Text provided —
On Friday night, San Francisco Opera's Adler Fellows will be presenting a premiere of a new singspiel entitled Setting the Record Straight: Mozart and Salieri Redux, exploring the relationship between these two musicians made most famous by the movie Amadeus. The singspiel is an attempt to rehabilitate the poisonous reputation of Mozart's notorious rival, Antonio Salieri.

In the San Francisco audience will be Toronto's Ian Kyer, recently retired as a partner from Fasken Martineau, one of Canada's most prestigious law firms, where he was routinely named one of Canada's top 500 lawyers, head of Fasken Martineau's Technology and Intellectual Property Group. Kyer will be watching Setting the Record Straight for a special reason.

He wrote it.

And that's because for the past 14 years, Kyer has been on a lonely, one-man crusade to tell the world the truth about Salieri, or the truth as he sees it. The rest of us who saw 1984's Amadeus were prepared to accept at face value playwright Peter Shaffer and director Milos Forman's portrait of Salieri as a mediocrity who despised Mozart's God-given talent, and who thus wreaked revenge on the innocent genius. Not Kyer.

Soon after seeing the director's cut of the movie, Kyer, intrigued, came across an obscure book of essays written about Salieri by Alexander Thayer, the 19th-century American who wrote the definitive biography of Beethoven. The essays told a completely different Salieri story than the one portrayed in the movie. Thayer had written about Salieri because Salieri had been a teacher of Beethoven's, as he had been of Schubert, Liszt, Hummel, Czerny, Moscheles and many others. Far from being a mediocrity, Salieri was one of the most respected composers of his time – respected by even Mozart himself. And if he couldn't bear complete comparison with Mozart's eternal perfection, that's been true of just about every other composer who's ever lived. None of them, however, was consequently as despised as poor Antonio.

Ian Kyer was on a mission. With his unbounded curiosity and perseverance, his research skills (he earned a PhD in medieval history before he became a lawyer) and his sense of an injustice needing correction, Kyer started a decades-long project to find out everything he could about Salieri, and to convince anyone who would listen to him that Salieri had been wronged by history.

"I thought the way Salieri had been treated by history was grossly unfair," says the charming and passionate Kyer, ready at the drop of a hat to spin one of hundreds of stories he has amassed about the late-18th-century Italian composer. "And his music is so much better than people had been led to believe. Salieri wrote over 40 operas, of which we've heard just a few. But just as I was starting to research him, people like Cecilia Bartoli were releasing CDs devoted to his music. I realized we had been listening to the wrong Salieri."

At first, Kyer's proselytizing efforts were confined to his friends, legal colleagues and just about anyone else who would listen to him talk about who influenced who and who taught who in the world of 18th- and 19th-century classical music. Then he decided to write a biography about Salieri, which morphed into a novel, Damaging Winds, currently available for free download on the National Arts Centre website. But lately his efforts have extended far beyond his immediate circle.

Provided data —
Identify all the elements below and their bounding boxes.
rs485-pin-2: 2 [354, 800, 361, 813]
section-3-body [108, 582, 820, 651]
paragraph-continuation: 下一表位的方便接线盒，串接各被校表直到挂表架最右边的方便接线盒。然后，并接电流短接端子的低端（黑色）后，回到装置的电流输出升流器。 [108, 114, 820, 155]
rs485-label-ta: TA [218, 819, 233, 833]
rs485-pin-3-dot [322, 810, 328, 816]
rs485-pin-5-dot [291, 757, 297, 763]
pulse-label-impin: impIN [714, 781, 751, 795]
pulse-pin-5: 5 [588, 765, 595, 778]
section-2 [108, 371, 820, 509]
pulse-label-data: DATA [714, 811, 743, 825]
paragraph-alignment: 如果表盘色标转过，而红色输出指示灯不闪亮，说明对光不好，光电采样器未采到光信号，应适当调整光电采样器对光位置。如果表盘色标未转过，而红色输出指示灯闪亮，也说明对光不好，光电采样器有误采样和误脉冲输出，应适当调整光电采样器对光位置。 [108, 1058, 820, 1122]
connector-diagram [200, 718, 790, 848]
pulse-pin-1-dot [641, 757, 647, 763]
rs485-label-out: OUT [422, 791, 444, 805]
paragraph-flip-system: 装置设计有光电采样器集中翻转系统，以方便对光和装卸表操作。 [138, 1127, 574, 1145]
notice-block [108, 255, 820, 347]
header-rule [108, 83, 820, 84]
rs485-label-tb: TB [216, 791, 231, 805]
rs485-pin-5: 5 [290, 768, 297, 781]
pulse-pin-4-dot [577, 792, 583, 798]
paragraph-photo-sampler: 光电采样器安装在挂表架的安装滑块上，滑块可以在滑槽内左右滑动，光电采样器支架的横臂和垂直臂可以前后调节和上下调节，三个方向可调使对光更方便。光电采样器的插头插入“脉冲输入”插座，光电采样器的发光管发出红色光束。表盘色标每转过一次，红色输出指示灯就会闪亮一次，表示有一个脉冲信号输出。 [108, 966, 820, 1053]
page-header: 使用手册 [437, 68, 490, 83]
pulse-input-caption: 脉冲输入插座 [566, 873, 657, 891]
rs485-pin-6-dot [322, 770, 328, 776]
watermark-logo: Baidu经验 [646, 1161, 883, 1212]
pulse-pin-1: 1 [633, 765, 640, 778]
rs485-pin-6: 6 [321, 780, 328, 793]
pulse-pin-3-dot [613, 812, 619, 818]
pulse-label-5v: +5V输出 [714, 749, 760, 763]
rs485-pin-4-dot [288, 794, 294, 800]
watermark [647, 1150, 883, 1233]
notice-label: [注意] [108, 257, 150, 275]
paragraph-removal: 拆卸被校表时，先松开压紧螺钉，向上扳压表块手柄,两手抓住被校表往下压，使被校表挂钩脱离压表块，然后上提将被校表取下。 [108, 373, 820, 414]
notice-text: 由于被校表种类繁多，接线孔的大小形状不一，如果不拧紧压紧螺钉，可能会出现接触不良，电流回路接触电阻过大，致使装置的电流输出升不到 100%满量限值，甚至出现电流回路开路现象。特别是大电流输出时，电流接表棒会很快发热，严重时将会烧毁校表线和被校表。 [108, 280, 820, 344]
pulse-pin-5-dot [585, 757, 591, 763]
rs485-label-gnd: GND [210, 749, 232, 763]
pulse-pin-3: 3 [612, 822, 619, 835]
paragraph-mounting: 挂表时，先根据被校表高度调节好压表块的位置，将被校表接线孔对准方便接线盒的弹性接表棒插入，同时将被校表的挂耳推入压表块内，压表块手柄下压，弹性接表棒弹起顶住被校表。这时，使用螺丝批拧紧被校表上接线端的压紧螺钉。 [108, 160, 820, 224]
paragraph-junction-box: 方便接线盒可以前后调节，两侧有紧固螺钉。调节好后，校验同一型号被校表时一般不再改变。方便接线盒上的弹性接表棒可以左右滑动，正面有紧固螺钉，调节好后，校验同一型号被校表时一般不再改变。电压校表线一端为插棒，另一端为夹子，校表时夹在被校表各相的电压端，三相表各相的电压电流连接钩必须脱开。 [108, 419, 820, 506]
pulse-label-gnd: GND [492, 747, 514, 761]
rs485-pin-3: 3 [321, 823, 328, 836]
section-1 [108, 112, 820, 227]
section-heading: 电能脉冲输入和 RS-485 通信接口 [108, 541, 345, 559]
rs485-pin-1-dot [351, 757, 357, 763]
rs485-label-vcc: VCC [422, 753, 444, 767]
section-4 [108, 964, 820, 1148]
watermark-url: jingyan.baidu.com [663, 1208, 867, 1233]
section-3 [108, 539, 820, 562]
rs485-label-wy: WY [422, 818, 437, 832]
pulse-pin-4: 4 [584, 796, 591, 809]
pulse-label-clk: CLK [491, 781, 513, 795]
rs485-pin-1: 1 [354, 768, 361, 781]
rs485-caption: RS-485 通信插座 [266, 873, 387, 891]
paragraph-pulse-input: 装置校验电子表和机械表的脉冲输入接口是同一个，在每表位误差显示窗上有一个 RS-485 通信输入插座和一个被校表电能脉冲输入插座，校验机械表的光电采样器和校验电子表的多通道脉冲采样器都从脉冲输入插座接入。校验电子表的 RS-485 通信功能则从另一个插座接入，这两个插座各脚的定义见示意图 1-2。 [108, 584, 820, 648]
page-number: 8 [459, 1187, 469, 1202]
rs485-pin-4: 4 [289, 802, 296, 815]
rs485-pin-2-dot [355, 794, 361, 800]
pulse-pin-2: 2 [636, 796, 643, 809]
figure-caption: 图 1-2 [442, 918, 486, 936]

To-do list —
1 – Change "crusade" to "campaign" in the article on Ian Kyer and Salieri, and write out the passage that begins at "And that's because" and stops after "genius. Not Kyer.".
2 – Carry on the article on Ian Kyer and Salieri from its final sentence.
The listing has no connection to the article on Ian Kyer and Salieri.

The results —
1 –
And that's because for the past 14 years, Kyer has been on a lonely, one-man campaign to tell the world the truth about Salieri, or the truth as he sees it. The rest of us who saw 1984's Amadeus were prepared to accept at face value playwright Peter Shaffer and director Milos Forman's portrait of Salieri as a mediocrity who despised Mozart's God-given talent, and who thus wreaked revenge on the innocent genius. Not Kyer.

2 –
Kyer convinced music director Peter Oundjian to program a Salieri overture at the Toronto Symphony Orchestra. He and Marshall Pynkowski have had discussions about Toronto's Opera Atelier mounting a Salieri production. And Kyer has been in contact with the Canadian Opera Company's general director, Alexander Neef, as well. They first met in Banff, where Neef told Kyer he had missed his calling as an agent with his persuasive Salieri pitch. And Neef programmed some Salieri arias along with those by Mozart for a concert in the Four Seasons Centre's Richard Bradshaw Amphitheatre last season. However, the COC couldn't even consider a full-blown Salieri production unless it was first done by a major European house. Kyer routinely scans the programs of European companies waiting for such a production.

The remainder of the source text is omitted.